(DIRECTION):
Retype exactly the lines from the line with "Give me the" to the end of the data, keeping both boundary lines.

(DATA ROWS):
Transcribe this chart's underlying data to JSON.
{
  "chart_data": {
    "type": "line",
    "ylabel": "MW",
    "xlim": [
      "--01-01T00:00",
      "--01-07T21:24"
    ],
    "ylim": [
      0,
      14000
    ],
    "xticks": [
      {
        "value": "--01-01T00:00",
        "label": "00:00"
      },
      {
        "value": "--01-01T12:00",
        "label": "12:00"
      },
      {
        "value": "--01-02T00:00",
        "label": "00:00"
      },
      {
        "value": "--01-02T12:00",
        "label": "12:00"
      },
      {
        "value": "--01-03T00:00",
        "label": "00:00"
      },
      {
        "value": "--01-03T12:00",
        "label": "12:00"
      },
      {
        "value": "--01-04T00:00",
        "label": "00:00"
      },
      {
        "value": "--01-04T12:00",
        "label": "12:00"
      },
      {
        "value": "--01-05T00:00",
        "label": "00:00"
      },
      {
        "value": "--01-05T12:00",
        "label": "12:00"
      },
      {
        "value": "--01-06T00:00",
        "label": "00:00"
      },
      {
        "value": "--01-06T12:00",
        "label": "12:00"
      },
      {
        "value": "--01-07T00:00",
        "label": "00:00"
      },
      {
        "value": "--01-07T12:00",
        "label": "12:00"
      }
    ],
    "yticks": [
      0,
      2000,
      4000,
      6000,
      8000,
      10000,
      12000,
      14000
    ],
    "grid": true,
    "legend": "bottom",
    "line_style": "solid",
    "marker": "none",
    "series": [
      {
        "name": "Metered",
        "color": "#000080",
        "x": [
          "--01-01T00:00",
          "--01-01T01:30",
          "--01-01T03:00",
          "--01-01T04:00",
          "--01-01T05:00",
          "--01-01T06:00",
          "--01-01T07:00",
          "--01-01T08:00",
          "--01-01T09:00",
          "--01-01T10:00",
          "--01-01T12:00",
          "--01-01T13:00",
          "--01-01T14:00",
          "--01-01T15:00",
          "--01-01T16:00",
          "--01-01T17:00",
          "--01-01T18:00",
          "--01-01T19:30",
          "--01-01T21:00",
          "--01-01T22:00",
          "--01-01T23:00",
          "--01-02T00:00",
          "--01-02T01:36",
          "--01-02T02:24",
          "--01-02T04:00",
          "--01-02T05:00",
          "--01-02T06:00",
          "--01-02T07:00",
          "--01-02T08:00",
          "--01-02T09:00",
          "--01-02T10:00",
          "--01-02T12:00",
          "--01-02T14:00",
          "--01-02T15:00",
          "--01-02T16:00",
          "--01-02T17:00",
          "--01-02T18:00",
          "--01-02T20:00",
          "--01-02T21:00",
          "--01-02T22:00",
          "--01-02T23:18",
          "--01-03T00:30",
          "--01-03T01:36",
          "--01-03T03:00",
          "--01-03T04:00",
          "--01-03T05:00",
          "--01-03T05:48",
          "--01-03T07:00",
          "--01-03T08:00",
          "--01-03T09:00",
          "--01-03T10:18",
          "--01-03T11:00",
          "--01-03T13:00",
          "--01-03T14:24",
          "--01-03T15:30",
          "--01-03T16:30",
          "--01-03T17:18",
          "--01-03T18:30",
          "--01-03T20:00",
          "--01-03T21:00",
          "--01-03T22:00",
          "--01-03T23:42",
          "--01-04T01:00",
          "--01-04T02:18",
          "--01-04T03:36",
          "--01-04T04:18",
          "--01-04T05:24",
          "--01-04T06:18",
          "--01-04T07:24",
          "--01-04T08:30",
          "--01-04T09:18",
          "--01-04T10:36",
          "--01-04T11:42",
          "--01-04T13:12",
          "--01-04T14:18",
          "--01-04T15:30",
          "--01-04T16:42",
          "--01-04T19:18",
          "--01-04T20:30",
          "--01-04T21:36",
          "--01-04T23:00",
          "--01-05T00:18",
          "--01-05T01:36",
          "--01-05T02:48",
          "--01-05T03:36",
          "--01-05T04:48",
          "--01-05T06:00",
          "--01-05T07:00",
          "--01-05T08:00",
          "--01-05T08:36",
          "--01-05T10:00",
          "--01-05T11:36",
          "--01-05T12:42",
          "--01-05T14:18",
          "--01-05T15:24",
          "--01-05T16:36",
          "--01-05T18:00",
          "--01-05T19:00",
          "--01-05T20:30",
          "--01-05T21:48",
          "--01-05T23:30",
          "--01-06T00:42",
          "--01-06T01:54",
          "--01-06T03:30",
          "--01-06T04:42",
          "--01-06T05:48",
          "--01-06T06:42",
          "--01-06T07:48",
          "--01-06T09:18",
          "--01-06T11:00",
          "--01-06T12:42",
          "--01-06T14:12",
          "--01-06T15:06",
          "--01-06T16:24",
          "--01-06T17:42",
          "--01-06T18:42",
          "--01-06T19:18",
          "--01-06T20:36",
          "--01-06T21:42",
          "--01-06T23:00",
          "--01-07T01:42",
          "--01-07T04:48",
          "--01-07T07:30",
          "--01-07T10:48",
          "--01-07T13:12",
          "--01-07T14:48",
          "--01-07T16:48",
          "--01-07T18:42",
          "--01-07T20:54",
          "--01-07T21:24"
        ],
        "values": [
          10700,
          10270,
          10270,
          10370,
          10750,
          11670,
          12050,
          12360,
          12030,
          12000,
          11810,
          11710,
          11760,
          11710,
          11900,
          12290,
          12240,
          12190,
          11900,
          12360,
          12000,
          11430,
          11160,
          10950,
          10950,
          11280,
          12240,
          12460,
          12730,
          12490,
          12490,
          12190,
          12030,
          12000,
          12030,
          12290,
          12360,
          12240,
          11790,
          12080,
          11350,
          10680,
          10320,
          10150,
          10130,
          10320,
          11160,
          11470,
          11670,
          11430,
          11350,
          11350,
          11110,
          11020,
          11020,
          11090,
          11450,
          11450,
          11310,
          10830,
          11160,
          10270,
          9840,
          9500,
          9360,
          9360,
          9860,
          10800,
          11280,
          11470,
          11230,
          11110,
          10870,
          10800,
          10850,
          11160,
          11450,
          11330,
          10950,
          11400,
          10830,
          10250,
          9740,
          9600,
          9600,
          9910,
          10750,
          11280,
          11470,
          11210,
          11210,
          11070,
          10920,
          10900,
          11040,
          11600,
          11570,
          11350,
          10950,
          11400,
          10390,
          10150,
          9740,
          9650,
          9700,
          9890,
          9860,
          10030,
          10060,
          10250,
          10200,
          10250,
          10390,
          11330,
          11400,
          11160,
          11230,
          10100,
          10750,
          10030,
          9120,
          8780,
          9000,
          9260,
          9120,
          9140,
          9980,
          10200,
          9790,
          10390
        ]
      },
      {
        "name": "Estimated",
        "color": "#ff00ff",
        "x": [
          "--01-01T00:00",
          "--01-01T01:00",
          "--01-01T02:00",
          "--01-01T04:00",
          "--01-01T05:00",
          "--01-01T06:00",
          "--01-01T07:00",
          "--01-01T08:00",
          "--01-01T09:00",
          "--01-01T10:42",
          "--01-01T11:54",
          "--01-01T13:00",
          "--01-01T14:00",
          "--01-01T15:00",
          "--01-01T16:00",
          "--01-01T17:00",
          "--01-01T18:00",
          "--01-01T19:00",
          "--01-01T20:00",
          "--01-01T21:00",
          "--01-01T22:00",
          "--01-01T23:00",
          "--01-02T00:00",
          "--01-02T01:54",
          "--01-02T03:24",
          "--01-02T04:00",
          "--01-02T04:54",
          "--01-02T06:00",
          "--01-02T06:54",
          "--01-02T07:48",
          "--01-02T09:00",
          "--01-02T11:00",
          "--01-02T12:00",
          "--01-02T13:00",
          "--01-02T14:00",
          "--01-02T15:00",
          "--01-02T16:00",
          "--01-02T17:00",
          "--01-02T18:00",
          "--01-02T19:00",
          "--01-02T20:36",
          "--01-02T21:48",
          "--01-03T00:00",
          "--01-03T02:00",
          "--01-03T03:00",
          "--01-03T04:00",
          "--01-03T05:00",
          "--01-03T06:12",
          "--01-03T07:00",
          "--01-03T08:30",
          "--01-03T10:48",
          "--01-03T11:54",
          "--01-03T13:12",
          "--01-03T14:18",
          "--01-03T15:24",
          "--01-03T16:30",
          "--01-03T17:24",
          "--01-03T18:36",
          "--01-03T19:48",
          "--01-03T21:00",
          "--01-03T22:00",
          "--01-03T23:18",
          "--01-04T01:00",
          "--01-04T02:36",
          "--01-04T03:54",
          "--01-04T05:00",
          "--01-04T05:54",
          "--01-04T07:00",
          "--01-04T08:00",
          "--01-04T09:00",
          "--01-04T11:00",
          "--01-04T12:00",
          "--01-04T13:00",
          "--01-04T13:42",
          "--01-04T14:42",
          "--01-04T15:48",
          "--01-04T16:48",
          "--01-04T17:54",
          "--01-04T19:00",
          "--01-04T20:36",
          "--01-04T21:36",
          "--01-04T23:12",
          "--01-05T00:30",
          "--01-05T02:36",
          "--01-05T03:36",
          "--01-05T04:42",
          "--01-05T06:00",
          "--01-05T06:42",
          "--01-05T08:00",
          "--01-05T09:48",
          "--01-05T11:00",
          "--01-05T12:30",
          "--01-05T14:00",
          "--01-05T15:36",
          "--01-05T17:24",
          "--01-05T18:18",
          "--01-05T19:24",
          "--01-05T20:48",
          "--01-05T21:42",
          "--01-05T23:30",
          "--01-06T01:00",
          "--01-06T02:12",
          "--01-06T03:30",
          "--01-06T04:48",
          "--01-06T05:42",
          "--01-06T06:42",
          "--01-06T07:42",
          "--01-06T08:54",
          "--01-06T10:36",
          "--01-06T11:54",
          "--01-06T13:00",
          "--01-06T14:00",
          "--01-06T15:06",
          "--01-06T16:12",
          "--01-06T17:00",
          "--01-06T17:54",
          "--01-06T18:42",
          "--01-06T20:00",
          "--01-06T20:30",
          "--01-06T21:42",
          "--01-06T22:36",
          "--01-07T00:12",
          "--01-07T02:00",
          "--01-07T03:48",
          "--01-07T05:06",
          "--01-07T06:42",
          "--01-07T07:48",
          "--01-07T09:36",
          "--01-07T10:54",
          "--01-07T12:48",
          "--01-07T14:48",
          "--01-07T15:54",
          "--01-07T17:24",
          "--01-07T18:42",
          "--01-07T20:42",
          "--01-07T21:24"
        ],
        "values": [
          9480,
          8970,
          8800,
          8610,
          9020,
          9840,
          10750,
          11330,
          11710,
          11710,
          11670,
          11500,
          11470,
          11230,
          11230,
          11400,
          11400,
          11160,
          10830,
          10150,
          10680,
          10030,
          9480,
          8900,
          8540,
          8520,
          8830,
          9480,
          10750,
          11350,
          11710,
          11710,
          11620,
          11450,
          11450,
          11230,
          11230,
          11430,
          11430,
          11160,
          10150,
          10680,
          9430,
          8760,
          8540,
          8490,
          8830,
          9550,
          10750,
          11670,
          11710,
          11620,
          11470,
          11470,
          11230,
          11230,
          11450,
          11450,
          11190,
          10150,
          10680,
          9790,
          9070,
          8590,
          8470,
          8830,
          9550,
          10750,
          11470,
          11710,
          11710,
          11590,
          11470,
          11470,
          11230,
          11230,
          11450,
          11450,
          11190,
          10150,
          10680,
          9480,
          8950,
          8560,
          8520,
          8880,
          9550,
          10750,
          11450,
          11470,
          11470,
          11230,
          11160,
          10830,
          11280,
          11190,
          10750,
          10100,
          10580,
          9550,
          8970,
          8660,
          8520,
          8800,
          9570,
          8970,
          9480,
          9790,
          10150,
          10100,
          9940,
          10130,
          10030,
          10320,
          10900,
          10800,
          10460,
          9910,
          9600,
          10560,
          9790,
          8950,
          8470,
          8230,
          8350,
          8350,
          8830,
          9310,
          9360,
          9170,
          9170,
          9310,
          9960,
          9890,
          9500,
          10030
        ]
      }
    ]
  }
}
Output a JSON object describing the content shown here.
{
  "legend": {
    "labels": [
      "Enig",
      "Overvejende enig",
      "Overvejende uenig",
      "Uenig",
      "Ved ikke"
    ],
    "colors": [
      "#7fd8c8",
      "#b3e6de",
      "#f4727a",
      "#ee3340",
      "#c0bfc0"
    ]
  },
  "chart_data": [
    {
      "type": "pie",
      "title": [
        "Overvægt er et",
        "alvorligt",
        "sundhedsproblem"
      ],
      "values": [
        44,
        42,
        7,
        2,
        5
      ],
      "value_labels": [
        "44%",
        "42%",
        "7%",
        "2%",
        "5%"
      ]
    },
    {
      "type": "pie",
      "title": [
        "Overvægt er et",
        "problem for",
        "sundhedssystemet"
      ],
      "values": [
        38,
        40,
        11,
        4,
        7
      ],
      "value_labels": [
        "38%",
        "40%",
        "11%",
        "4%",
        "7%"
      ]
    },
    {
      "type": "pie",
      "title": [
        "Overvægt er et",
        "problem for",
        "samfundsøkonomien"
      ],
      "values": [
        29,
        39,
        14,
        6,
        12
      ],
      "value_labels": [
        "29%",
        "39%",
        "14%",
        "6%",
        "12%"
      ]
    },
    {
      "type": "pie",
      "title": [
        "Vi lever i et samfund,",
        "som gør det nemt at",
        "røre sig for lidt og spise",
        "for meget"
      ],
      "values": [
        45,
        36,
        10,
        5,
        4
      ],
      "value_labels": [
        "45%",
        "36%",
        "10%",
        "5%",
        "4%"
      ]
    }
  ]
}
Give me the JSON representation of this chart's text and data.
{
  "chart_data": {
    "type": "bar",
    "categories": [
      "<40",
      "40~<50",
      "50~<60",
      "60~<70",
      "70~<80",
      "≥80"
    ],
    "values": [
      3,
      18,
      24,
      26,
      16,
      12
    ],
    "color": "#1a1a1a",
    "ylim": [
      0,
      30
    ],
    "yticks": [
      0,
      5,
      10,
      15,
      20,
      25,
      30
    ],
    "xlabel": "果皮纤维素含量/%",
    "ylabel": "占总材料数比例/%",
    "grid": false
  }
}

(ANSWER FOR THE TASK):
Give me the JSON representation of this chart's text and data.
{
  "chart_data": {
    "type": "bar",
    "categories": [
      "<40",
      "40~<50",
      "50~<60",
      "60~<70",
      "70~<80",
      "≥80"
    ],
    "values": [
      3,
      18,
      24,
      26,
      16,
      12
    ],
    "color": "#1a1a1a",
    "ylim": [
      0,
      30
    ],
    "yticks": [
      0,
      5,
      10,
      15,
      20,
      25,
      30
    ],
    "xlabel": "果皮纤维素含量/%",
    "ylabel": "占总材料数比例/%",
    "grid": false
  }
}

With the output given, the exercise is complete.